### Extracts from a graphics dataset
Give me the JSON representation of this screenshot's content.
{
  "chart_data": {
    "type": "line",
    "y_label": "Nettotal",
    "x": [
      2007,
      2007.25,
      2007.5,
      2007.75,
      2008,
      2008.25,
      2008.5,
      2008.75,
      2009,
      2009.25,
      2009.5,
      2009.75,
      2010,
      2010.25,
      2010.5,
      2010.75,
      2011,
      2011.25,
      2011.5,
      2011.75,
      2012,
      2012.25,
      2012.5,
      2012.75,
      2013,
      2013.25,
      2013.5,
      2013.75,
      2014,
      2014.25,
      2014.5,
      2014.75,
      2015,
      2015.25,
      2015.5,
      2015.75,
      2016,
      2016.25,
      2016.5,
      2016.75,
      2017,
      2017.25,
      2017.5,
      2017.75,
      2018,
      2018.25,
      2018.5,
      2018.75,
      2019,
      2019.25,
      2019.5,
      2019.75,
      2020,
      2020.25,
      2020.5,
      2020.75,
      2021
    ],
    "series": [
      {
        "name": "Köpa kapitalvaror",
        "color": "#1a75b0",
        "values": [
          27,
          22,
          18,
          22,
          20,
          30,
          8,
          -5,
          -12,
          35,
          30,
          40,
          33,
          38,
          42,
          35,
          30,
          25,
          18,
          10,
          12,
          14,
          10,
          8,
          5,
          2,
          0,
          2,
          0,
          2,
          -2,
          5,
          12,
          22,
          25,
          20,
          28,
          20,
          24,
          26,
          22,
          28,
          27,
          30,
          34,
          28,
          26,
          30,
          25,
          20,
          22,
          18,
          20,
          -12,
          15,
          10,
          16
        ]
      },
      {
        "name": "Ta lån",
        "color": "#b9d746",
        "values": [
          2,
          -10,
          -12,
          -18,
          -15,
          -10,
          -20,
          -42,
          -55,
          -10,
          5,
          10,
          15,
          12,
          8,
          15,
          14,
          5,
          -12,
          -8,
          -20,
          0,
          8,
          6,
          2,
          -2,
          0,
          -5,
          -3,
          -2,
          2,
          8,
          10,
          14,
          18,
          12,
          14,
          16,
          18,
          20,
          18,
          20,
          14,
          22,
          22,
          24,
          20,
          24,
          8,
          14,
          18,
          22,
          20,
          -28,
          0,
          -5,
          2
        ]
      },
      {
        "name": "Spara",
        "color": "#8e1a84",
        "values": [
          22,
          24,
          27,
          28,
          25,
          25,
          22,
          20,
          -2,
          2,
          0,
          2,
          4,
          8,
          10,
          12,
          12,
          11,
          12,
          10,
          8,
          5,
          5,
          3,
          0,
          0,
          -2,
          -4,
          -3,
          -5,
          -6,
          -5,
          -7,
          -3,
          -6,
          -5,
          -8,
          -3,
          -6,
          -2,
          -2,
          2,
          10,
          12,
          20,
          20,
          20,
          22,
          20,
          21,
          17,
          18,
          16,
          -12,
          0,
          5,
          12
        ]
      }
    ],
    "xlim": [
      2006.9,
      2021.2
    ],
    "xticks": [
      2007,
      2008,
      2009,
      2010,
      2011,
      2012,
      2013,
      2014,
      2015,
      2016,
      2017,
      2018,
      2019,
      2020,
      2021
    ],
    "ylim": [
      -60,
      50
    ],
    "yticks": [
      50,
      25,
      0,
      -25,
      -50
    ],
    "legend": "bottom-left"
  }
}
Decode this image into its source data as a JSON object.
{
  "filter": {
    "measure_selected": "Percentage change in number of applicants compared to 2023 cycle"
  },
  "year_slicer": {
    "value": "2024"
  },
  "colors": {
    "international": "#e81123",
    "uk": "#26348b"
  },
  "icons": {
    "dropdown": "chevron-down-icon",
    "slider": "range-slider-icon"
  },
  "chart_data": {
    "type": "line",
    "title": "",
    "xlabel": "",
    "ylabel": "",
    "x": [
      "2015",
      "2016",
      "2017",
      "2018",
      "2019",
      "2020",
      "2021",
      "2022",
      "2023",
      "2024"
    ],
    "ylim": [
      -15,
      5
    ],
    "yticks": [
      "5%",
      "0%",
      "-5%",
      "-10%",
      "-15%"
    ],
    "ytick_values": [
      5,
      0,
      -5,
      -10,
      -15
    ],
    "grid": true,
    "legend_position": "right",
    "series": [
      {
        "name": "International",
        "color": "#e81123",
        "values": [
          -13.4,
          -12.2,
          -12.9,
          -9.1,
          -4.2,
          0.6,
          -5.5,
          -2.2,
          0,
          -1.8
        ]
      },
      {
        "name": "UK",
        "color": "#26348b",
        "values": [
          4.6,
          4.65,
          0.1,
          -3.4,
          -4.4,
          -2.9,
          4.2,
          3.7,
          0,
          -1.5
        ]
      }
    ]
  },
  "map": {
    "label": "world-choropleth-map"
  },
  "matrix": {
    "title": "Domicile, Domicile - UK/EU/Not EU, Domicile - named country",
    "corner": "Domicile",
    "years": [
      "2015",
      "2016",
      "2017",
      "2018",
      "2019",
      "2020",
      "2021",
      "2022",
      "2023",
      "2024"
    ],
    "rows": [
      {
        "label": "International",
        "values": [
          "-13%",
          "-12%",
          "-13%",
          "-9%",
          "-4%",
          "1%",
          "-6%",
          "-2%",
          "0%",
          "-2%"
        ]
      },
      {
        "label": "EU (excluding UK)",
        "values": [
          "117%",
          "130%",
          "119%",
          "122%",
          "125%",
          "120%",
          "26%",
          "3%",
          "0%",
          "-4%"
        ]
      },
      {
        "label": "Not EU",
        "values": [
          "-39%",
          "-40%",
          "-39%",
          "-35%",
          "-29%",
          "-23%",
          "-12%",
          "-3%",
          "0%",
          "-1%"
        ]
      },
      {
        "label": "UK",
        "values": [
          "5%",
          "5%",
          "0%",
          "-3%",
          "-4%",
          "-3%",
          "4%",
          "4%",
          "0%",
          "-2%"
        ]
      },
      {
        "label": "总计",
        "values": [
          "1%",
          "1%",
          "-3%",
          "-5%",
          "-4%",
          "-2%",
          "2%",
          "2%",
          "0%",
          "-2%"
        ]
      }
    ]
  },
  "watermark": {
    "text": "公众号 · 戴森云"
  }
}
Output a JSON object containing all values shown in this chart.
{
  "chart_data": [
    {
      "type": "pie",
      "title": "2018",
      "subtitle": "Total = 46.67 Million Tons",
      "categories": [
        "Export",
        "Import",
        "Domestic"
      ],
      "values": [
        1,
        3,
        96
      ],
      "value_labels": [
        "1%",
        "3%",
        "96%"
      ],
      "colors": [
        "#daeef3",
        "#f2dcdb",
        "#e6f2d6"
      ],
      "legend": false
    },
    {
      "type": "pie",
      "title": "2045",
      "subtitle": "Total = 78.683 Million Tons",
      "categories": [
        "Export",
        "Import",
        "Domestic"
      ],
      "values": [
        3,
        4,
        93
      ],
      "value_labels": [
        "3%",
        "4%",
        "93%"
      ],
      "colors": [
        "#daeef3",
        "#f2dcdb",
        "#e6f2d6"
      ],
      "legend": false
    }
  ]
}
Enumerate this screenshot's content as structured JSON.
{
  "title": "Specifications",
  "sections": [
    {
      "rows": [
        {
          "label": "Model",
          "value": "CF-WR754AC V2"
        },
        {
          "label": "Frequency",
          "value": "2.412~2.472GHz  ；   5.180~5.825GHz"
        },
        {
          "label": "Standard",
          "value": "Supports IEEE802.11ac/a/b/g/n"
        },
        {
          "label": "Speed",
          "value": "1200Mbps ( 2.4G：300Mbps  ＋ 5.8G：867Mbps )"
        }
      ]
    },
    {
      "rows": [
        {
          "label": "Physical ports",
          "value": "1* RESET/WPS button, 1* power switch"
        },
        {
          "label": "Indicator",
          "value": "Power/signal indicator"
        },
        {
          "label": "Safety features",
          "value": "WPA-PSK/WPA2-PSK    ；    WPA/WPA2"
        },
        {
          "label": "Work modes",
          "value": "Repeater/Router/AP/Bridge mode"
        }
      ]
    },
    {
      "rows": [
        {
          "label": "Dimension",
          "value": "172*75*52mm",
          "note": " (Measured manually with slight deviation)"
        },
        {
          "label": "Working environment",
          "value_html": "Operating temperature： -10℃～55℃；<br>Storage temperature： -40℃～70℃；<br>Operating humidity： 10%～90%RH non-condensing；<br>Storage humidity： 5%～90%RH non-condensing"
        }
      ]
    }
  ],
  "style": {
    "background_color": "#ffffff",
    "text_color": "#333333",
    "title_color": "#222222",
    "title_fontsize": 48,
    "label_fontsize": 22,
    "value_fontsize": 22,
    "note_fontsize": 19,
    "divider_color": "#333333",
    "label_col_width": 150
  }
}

### Stated problem
In the entries above, identify every line with the string "Million".

### Solution below
      "subtitle": "Total = 46.67 Million Tons",
      "subtitle": "Total = 78.683 Million Tons",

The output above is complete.